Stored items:
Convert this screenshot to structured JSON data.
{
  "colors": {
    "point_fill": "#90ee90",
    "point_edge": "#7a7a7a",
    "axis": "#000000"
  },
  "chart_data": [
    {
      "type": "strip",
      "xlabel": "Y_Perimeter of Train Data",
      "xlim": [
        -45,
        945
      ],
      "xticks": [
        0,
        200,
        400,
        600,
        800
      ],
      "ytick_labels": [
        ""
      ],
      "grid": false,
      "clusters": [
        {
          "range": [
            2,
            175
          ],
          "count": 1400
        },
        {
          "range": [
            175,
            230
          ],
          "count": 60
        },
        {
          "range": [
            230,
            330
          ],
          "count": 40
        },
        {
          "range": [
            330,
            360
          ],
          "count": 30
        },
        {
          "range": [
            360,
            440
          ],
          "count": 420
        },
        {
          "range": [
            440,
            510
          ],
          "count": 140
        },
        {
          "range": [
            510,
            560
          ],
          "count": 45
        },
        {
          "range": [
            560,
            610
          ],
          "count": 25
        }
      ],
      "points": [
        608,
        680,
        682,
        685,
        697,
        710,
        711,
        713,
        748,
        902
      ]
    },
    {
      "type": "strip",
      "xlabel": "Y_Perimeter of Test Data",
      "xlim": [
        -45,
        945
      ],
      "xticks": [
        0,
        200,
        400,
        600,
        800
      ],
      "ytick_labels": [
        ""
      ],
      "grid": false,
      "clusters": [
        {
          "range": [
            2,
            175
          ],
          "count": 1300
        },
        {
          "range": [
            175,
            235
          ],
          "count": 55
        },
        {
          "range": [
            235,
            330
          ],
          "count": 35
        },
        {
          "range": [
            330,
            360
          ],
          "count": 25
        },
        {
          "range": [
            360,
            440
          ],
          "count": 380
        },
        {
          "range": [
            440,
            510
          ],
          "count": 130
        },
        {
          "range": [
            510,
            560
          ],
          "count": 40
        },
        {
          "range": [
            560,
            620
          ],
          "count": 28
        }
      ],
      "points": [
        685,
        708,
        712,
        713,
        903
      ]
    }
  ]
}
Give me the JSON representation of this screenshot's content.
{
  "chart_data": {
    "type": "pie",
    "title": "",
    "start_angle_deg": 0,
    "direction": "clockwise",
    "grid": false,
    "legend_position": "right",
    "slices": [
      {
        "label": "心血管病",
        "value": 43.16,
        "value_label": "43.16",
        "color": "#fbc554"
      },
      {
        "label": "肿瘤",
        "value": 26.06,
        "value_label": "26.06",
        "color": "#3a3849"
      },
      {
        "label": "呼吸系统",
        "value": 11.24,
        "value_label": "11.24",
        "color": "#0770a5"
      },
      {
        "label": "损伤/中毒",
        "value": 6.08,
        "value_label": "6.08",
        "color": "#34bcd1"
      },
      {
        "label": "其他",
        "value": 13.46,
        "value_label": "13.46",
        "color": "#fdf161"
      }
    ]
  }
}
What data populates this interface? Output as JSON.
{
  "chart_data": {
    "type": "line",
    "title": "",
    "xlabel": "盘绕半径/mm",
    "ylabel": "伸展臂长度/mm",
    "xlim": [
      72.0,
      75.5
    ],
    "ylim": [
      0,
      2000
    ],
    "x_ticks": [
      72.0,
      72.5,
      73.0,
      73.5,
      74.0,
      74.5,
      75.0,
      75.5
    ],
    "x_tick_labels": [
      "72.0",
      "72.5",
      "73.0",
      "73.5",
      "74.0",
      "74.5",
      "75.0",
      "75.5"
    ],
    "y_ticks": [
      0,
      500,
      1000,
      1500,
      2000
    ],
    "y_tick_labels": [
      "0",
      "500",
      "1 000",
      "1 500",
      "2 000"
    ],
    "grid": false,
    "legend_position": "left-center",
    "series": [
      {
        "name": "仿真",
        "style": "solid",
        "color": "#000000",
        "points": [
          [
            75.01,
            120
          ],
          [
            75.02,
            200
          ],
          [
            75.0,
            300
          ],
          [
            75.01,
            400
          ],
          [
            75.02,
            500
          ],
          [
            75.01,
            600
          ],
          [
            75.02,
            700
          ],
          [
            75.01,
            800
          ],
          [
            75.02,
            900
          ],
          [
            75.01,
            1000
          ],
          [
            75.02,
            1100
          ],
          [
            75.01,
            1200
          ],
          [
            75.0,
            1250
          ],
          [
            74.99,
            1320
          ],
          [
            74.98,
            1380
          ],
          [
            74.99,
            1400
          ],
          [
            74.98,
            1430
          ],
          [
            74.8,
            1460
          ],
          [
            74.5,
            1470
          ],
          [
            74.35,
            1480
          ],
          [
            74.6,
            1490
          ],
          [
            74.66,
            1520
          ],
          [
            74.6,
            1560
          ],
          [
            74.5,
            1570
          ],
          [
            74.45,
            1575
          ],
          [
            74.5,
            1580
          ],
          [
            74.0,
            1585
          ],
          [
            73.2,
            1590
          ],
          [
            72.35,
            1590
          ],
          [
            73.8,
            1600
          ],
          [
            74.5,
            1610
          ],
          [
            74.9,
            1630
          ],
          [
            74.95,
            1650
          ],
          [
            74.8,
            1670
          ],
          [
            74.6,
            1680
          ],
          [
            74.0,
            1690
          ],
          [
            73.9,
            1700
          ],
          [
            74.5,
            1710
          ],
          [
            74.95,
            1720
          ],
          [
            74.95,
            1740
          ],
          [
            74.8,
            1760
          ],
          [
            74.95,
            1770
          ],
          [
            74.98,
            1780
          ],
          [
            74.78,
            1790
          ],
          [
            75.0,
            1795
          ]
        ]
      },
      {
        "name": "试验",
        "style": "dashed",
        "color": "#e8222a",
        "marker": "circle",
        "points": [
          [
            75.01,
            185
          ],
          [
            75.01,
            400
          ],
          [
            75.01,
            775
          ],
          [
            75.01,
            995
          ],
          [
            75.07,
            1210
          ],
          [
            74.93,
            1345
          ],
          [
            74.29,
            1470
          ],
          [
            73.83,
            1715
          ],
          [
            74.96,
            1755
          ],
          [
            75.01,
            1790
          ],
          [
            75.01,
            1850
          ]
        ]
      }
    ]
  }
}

> **Instructions for the task**
Scan the lines for the string "screenshot". Pick out every line that has it.

> **Exercise answer**
Convert this screenshot to structured JSON data.
Give me the JSON representation of this screenshot's content.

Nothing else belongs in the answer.